■ **GIVEN EXERCISE**
Render every entry exactly as it appears.

## BEGIN DATA ROWS

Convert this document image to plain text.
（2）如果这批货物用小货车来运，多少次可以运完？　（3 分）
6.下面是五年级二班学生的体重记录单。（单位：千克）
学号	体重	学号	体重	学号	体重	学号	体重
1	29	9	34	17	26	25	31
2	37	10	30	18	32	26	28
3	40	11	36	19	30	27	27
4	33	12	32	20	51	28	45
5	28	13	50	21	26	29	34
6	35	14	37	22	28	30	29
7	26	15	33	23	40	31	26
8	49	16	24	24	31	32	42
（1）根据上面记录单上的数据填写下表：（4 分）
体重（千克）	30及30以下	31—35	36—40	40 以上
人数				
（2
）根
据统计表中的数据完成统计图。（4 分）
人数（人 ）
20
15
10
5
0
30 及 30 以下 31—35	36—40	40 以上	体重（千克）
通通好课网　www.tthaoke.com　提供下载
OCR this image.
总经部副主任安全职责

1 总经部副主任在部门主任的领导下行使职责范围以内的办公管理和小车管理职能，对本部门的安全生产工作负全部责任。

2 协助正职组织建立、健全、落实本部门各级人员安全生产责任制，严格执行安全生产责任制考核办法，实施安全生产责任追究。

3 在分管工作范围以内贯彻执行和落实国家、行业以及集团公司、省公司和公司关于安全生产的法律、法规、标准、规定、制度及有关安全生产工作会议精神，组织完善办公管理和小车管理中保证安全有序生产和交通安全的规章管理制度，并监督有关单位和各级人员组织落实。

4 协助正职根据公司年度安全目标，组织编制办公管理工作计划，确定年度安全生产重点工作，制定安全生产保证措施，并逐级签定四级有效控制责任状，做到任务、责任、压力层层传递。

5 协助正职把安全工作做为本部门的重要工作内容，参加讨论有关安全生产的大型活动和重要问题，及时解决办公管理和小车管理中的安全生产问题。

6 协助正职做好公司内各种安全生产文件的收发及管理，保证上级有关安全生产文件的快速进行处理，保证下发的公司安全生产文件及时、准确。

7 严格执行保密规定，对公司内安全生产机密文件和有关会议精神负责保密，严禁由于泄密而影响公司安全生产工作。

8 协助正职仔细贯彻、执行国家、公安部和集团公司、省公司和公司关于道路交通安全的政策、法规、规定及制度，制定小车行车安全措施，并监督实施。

## END DATA ROWS

■ **CORRECT OUTPUT**
Convert this document image to plain text.
（2）如果这批货物用小货车来运，多少次可以运完？　（3 分）
6.下面是五年级二班学生的体重记录单。（单位：千克）
学号	体重	学号	体重	学号	体重	学号	体重
1	29	9	34	17	26	25	31
2	37	10	30	18	32	26	28
3	40	11	36	19	30	27	27
4	33	12	32	20	51	28	45
5	28	13	50	21	26	29	34
6	35	14	37	22	28	30	29
7	26	15	33	23	40	31	26
8	49	16	24	24	31	32	42
（1）根据上面记录单上的数据填写下表：（4 分）
体重（千克）	30及30以下	31—35	36—40	40 以上
人数				
（2
）根
据统计表中的数据完成统计图。（4 分）
人数（人 ）
20
15
10
5
0
30 及 30 以下 31—35	36—40	40 以上	体重（千克）
通通好课网　www.tthaoke.com　提供下载
OCR this image.
总经部副主任安全职责

1 总经部副主任在部门主任的领导下行使职责范围以内的办公管理和小车管理职能，对本部门的安全生产工作负全部责任。

2 协助正职组织建立、健全、落实本部门各级人员安全生产责任制，严格执行安全生产责任制考核办法，实施安全生产责任追究。

3 在分管工作范围以内贯彻执行和落实国家、行业以及集团公司、省公司和公司关于安全生产的法律、法规、标准、规定、制度及有关安全生产工作会议精神，组织完善办公管理和小车管理中保证安全有序生产和交通安全的规章管理制度，并监督有关单位和各级人员组织落实。

4 协助正职根据公司年度安全目标，组织编制办公管理工作计划，确定年度安全生产重点工作，制定安全生产保证措施，并逐级签定四级有效控制责任状，做到任务、责任、压力层层传递。

5 协助正职把安全工作做为本部门的重要工作内容，参加讨论有关安全生产的大型活动和重要问题，及时解决办公管理和小车管理中的安全生产问题。

6 协助正职做好公司内各种安全生产文件的收发及管理，保证上级有关安全生产文件的快速进行处理，保证下发的公司安全生产文件及时、准确。

7 严格执行保密规定，对公司内安全生产机密文件和有关会议精神负责保密，严禁由于泄密而影响公司安全生产工作。

8 协助正职仔细贯彻、执行国家、公安部和集团公司、省公司和公司关于道路交通安全的政策、法规、规定及制度，制定小车行车安全措施，并监督实施。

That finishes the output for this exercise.